# Challenge:
In the account of paddling the Spartina meadows, where had the kayakers met past the arch bridge parked?

# Text passage:
──────────────────────────────
Sunday, September 29, 2019

Paddling the Spartina Meadows

I put in at Foote Bridge, my usual strategy when very high tides are coming.  Toady, in fact, will be a near record high tide that will fall just 3 inches short of the highest.  Tide levels like that give me a relatively rare chance to explore areas of the lower marsh that can't normally be reached in the canoe.

Even at Foote Bridge there is a strong flood current coming upriver.  For a normal high tide the water is usually close to slack this far up.  I head down and within a hundred yards flush a Great Blue Heron which circles the area letting out its call, a croaking hairball-throwing-up gagging that is absolutely the opposite of such a graceful bird.  It makes far more noise than I am worth.  I paddle off and I assume it returns to its business of eating helpless little fish.
The Long Cut
At Pocket Knife Bend a Snowy Egret settles into a low branch just as it notices me and it hastily waves off the landing for some spot farther away from me.  A Kingfisher spooks a duck and then a dozen more unidentified ducks take to air as well.  A second Snowy flies past.
The short cut past Cedar Island
The wind is fairly strong and at my back for the most part such that the wind and flood current cancel each other.  Just past the arch bridge I meet some kayakers coming upstream.  I ask and find out that they parked at Neck Road.  I inform them that there cars will be sitting in about a foot of salt water around 12:30.  It doesn't seem to bother them and it reminds me of why I don't bother giving advice to people doing dumb stuff in boats.  Anyway, its a club trip so they will have plenty of chances to complain to each other about how their car carpeting ended up smelling like rotting seaweed.
──────────────────────────────
# Dataset:
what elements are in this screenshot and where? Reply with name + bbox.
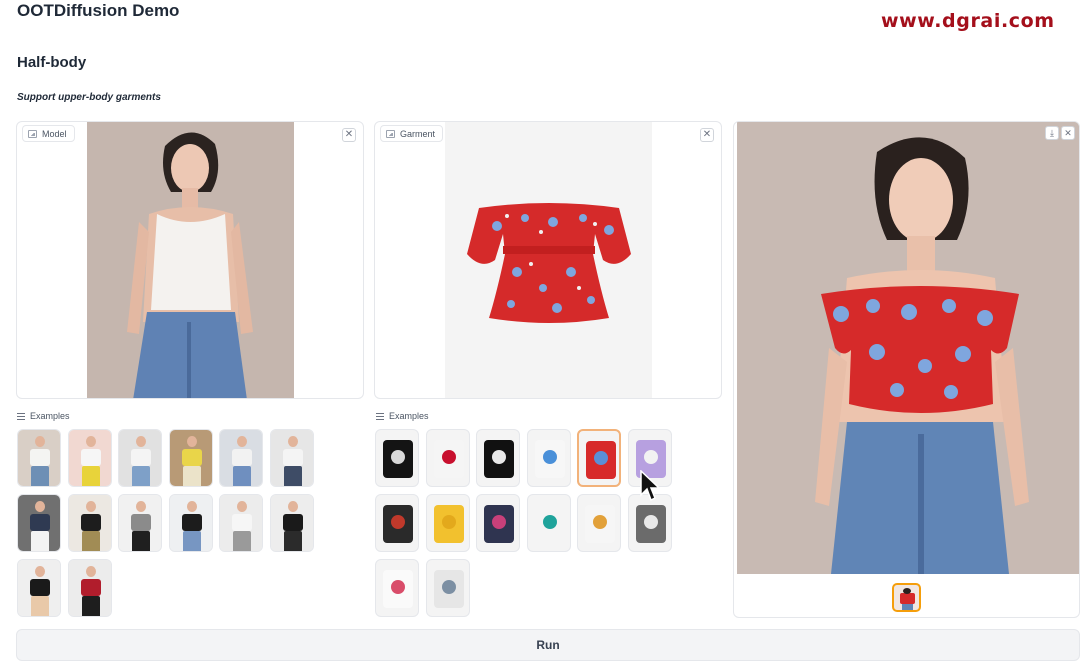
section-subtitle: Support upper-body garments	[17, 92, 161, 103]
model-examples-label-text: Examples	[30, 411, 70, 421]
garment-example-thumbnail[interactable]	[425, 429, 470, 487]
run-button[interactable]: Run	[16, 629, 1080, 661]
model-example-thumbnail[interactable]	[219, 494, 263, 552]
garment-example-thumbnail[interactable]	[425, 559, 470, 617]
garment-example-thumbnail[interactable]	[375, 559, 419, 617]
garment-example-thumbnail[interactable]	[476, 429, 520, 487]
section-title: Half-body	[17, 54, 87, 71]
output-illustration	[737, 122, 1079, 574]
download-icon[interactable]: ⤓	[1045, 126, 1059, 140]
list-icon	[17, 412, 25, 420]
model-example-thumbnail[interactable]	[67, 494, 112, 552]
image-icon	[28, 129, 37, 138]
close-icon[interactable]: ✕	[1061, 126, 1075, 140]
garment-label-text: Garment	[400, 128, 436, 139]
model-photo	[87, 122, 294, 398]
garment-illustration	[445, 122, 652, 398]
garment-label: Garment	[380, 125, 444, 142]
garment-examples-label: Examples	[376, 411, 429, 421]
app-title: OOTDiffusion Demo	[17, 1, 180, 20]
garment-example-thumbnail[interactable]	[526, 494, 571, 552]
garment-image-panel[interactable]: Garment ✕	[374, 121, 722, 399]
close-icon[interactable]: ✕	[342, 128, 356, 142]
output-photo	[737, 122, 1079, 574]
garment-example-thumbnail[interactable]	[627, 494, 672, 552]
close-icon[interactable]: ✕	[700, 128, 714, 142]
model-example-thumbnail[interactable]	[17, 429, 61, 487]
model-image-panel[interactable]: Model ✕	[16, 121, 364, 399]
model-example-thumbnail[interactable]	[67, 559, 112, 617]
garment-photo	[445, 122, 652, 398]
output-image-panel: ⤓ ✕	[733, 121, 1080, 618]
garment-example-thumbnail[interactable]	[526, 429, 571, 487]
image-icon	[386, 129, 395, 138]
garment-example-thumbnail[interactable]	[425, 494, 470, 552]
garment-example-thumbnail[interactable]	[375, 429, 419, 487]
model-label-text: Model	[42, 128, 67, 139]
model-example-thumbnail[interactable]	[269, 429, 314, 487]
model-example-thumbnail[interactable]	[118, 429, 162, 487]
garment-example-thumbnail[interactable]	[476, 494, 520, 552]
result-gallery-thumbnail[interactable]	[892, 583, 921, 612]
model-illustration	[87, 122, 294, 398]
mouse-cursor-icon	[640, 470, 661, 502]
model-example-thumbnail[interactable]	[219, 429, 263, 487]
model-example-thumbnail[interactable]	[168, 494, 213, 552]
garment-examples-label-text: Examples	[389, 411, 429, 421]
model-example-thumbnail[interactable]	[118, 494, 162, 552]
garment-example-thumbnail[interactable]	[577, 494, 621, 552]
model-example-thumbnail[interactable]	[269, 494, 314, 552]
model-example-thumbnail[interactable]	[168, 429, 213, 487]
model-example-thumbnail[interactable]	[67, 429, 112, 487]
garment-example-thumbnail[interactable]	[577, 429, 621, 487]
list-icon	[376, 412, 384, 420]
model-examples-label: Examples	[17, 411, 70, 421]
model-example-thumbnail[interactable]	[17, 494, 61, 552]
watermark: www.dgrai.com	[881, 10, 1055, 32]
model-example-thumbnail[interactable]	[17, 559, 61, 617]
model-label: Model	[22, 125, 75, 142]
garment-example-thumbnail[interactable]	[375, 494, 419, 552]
──────────────────────────────
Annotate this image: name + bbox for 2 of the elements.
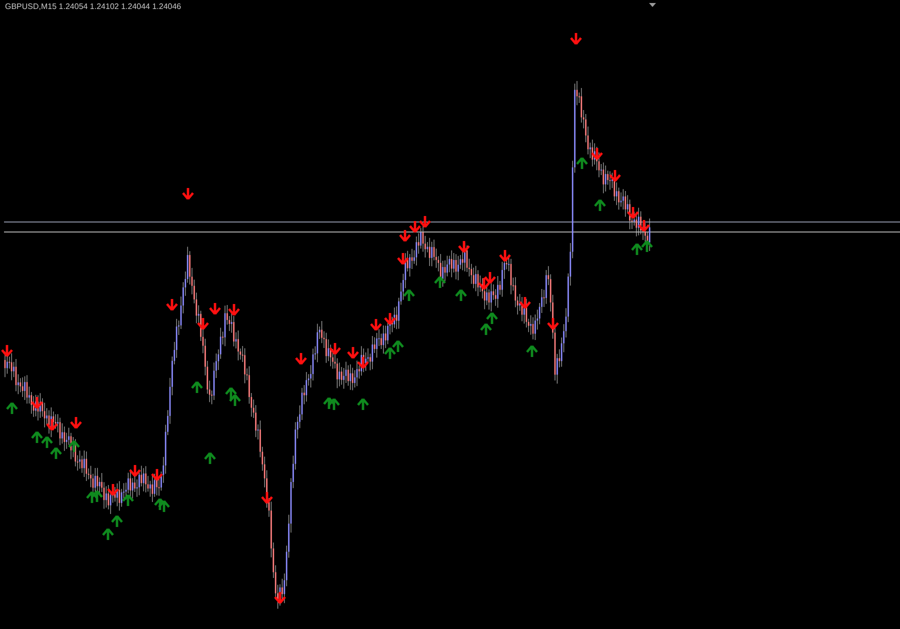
──────────────────────────────
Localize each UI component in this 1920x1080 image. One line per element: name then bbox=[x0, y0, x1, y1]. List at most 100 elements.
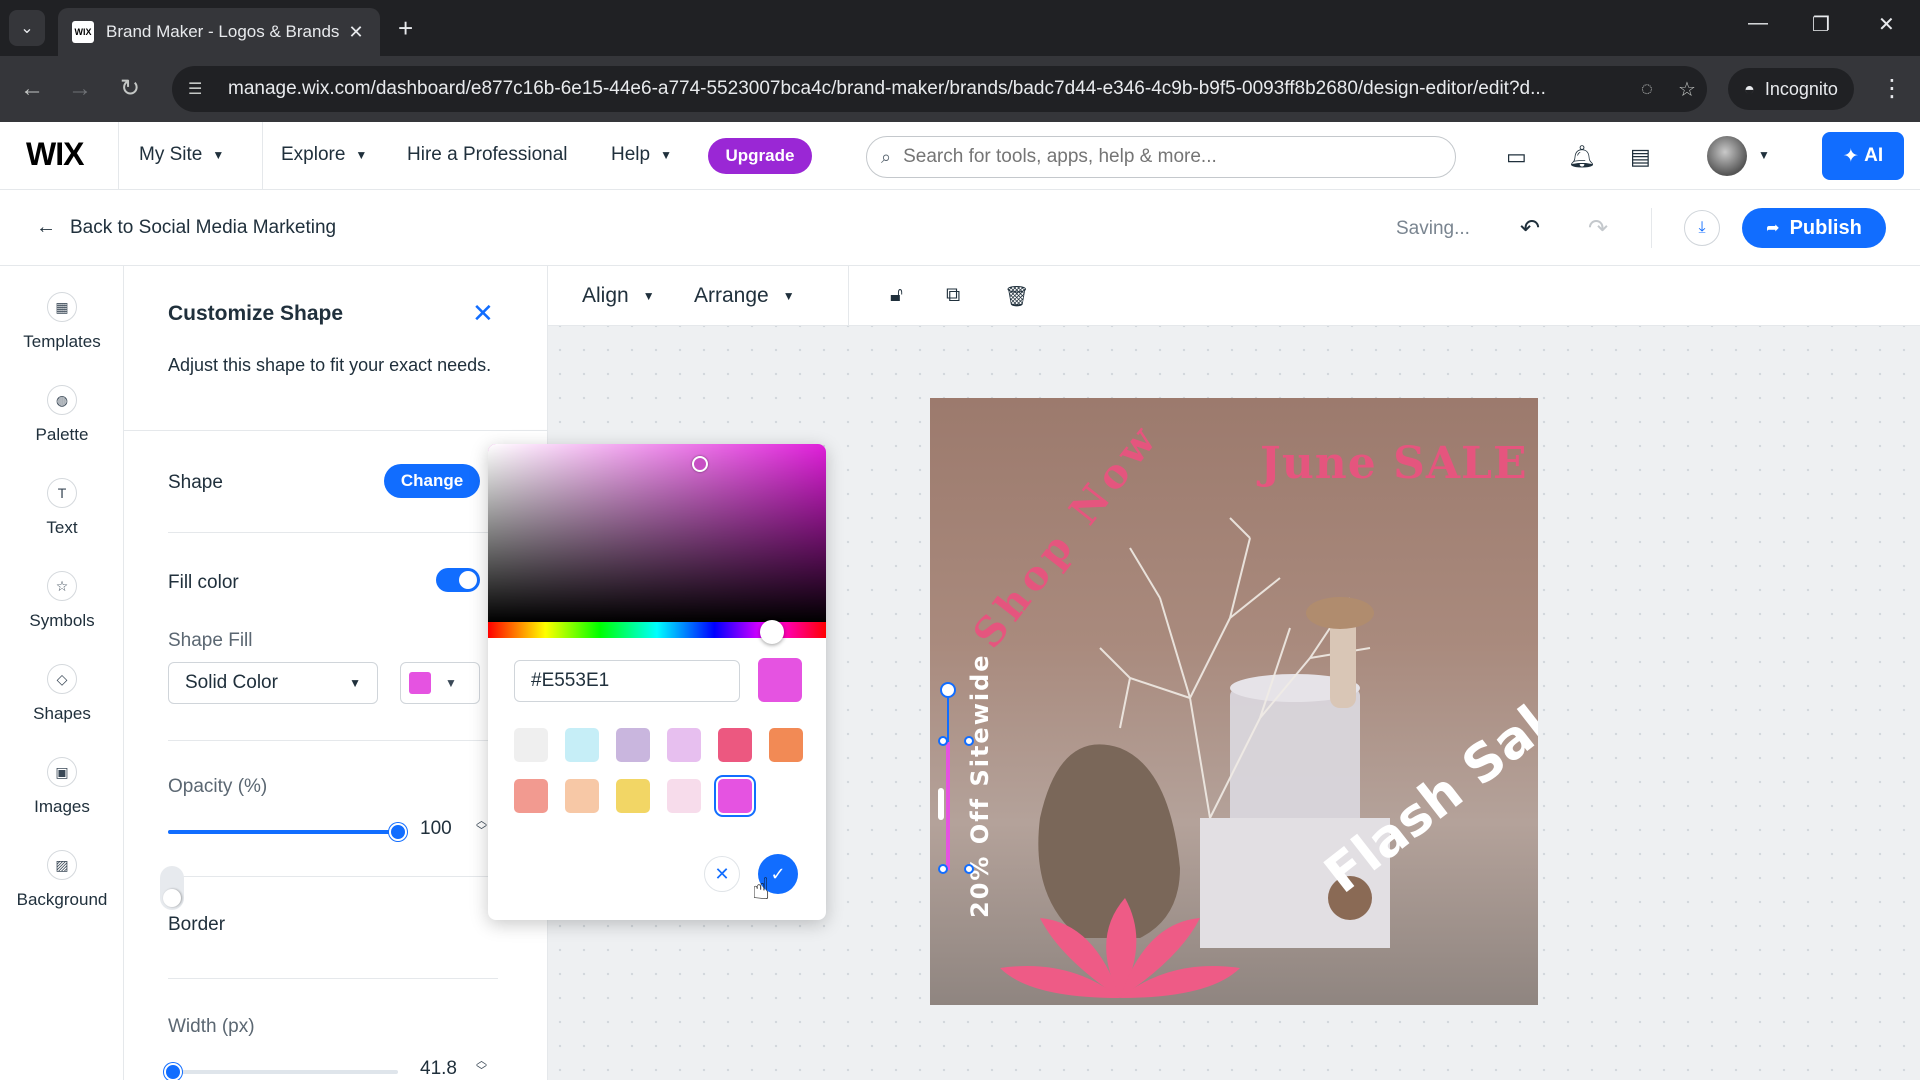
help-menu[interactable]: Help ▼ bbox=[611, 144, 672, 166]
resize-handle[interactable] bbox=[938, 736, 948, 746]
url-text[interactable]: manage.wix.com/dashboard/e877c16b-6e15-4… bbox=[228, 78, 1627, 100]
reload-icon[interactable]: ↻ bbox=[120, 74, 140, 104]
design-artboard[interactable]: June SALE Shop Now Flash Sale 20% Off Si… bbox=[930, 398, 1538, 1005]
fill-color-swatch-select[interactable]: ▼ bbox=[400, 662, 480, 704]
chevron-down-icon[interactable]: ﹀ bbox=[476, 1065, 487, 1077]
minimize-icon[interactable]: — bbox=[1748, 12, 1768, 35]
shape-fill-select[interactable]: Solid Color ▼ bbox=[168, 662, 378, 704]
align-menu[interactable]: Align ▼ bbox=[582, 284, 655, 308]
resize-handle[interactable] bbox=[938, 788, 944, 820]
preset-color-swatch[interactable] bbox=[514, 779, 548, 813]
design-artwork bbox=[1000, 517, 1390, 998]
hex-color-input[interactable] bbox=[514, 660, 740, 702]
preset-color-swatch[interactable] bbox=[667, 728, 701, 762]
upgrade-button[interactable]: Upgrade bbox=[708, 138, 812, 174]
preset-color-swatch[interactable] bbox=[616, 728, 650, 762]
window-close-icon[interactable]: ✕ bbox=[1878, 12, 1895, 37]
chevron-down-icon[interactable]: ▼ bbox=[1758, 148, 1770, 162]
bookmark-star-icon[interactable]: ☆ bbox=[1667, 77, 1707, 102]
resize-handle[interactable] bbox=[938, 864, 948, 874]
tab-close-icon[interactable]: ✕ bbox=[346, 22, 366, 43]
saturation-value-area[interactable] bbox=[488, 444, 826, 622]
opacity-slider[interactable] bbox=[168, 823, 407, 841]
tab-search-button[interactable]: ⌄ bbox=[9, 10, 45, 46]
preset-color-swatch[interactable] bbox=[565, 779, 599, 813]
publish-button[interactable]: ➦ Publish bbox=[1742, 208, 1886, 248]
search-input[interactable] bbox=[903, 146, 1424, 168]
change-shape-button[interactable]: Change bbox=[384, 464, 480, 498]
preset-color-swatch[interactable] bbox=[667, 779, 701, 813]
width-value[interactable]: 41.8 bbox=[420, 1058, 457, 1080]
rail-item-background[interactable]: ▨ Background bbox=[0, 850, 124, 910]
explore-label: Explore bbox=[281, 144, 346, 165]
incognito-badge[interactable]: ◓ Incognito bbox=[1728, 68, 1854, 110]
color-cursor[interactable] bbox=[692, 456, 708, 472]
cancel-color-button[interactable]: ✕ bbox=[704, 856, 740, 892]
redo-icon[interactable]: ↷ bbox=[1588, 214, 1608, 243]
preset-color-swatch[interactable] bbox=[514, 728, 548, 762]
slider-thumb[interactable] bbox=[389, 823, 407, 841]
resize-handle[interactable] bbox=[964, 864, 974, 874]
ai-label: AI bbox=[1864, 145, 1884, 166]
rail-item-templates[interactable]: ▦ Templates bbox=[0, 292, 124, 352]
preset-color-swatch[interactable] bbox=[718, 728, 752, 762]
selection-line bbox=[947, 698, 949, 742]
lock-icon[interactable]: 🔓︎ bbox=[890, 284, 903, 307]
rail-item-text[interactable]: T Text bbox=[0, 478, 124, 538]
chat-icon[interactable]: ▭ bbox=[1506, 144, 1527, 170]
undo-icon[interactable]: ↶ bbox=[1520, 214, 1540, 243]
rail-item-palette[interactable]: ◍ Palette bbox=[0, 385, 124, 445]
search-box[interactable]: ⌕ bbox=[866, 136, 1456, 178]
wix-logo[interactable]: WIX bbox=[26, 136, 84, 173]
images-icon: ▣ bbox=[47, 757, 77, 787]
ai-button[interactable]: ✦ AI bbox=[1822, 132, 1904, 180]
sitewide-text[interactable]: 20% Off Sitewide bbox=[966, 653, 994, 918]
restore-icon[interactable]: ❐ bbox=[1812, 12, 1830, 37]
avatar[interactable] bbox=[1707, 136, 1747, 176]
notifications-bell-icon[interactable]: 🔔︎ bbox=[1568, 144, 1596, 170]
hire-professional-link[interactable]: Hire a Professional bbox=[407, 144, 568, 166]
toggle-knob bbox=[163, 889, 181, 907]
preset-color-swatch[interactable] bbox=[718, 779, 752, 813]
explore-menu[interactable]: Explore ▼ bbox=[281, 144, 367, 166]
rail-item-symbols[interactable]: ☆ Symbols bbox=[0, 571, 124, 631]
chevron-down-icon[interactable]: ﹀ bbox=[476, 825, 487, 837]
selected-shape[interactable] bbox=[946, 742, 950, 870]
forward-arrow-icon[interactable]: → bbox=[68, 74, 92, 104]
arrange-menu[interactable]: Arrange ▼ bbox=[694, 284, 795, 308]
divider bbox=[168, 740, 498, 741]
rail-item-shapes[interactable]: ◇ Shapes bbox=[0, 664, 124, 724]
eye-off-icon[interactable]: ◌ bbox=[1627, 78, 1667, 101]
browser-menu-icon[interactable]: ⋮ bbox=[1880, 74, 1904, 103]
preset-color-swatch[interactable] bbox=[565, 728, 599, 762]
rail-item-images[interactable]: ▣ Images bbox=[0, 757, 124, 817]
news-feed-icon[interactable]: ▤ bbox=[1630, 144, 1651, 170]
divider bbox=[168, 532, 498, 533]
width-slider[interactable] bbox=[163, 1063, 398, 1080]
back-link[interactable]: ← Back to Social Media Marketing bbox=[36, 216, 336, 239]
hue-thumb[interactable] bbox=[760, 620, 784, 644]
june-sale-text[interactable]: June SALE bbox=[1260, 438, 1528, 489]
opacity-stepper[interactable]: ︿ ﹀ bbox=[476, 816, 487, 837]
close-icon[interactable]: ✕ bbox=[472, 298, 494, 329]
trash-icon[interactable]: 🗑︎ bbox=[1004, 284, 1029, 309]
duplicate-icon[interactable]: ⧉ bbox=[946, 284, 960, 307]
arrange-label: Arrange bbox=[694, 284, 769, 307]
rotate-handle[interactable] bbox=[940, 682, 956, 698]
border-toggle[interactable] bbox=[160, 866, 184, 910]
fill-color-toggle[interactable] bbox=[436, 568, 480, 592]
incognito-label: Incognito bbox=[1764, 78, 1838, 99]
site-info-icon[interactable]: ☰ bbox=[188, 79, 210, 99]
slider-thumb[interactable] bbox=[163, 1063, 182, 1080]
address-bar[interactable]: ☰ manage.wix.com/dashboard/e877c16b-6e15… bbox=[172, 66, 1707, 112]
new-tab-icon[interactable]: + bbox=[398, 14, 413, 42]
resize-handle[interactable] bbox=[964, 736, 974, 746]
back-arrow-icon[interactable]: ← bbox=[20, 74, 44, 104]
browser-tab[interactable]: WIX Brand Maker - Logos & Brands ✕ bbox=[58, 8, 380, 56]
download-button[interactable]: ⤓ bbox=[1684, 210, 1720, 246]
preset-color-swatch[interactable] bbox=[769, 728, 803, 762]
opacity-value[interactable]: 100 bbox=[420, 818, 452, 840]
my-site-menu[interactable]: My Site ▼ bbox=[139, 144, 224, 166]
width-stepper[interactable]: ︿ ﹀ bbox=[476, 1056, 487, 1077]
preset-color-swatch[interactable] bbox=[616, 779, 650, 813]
──────────────────────────────
# Solution for this exercise:
At Neck Road.